start

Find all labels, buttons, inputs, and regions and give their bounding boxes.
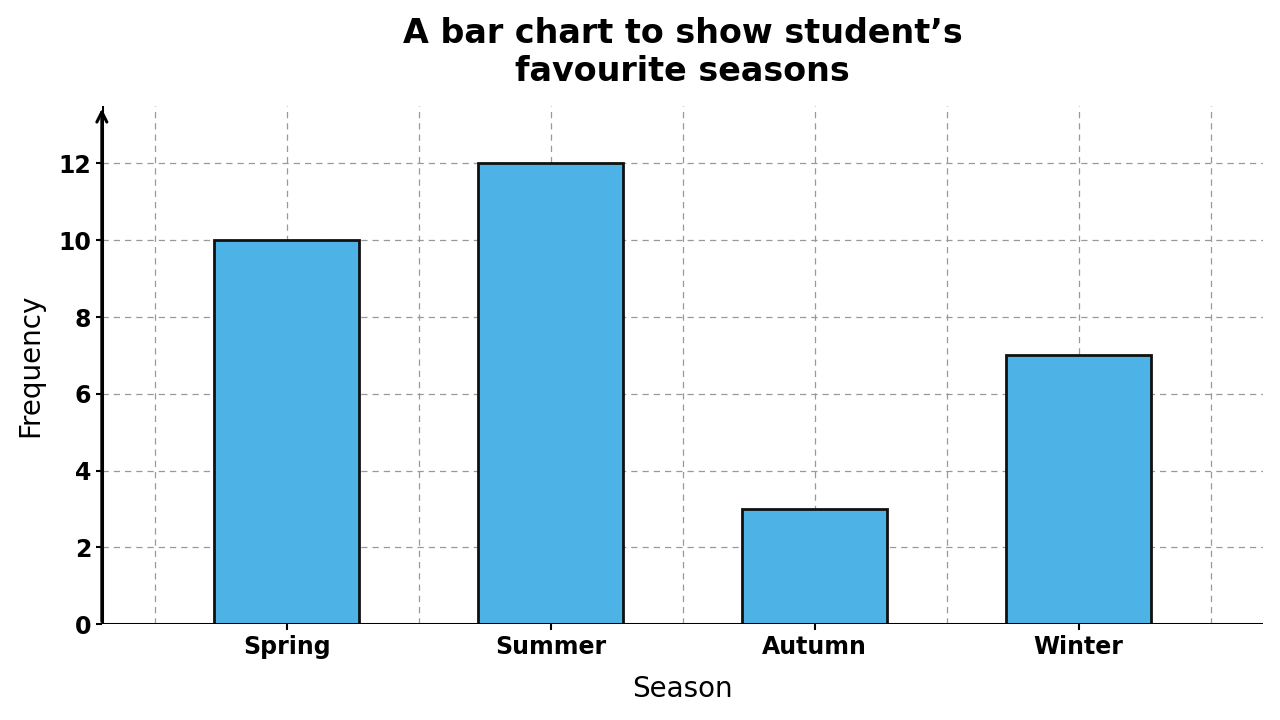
Title: A bar chart to show student’s
favourite seasons: A bar chart to show student’s favourite … xyxy=(403,17,963,88)
Bar xyxy=(742,509,887,624)
Bar xyxy=(214,240,360,624)
Bar xyxy=(477,163,623,624)
Y-axis label: Frequency: Frequency xyxy=(17,293,45,437)
X-axis label: Season: Season xyxy=(632,675,733,703)
Bar xyxy=(1006,356,1151,624)
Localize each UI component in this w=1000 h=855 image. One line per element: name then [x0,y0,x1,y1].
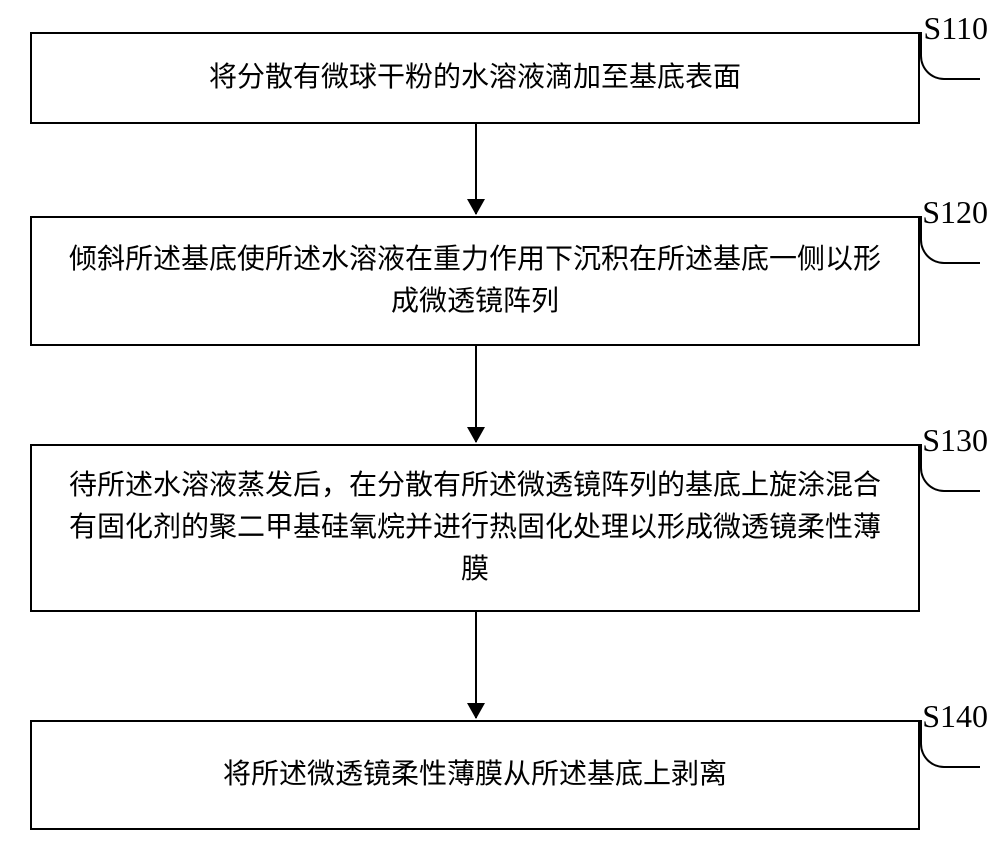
step-box-s120: 倾斜所述基底使所述水溶液在重力作用下沉积在所述基底一侧以形成微透镜阵列 [30,216,920,346]
arrow-2 [475,346,477,442]
connector-s120 [920,216,980,264]
step-box-s130: 待所述水溶液蒸发后，在分散有所述微透镜阵列的基底上旋涂混合有固化剂的聚二甲基硅氧… [30,444,920,612]
step-text-s130: 待所述水溶液蒸发后，在分散有所述微透镜阵列的基底上旋涂混合有固化剂的聚二甲基硅氧… [62,465,888,591]
step-box-s140: 将所述微透镜柔性薄膜从所述基底上剥离 [30,720,920,830]
step-text-s140: 将所述微透镜柔性薄膜从所述基底上剥离 [223,754,727,796]
step-box-s110: 将分散有微球干粉的水溶液滴加至基底表面 [30,32,920,124]
arrow-3 [475,612,477,718]
arrow-1 [475,124,477,214]
step-text-s120: 倾斜所述基底使所述水溶液在重力作用下沉积在所述基底一侧以形成微透镜阵列 [62,239,888,323]
connector-s130 [920,444,980,492]
step-text-s110: 将分散有微球干粉的水溶液滴加至基底表面 [209,57,741,99]
flowchart-container: S110 将分散有微球干粉的水溶液滴加至基底表面 S120 倾斜所述基底使所述水… [0,0,1000,855]
connector-s110 [920,32,980,80]
connector-s140 [920,720,980,768]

end

[Task directions]:
In the listing above, format the part that begins with the line containing "Title: A bar chart to show student’s" and ends with the line containing "Bar xyxy=(1006,356,1151,624)", both included, as a JSON list of strings with one string per line and blank lines omitted.

[Answer to this problem]:
[
  "Title: A bar chart to show student’s",
  "favourite seasons: A bar chart to show student’s favourite … xyxy=(403,17,963,88)",
  "Bar xyxy=(742,509,887,624)",
  "Bar xyxy=(214,240,360,624)",
  "Bar xyxy=(477,163,623,624)",
  "Y-axis label: Frequency: Frequency xyxy=(17,293,45,437)",
  "X-axis label: Season: Season xyxy=(632,675,733,703)",
  "Bar xyxy=(1006,356,1151,624)"
]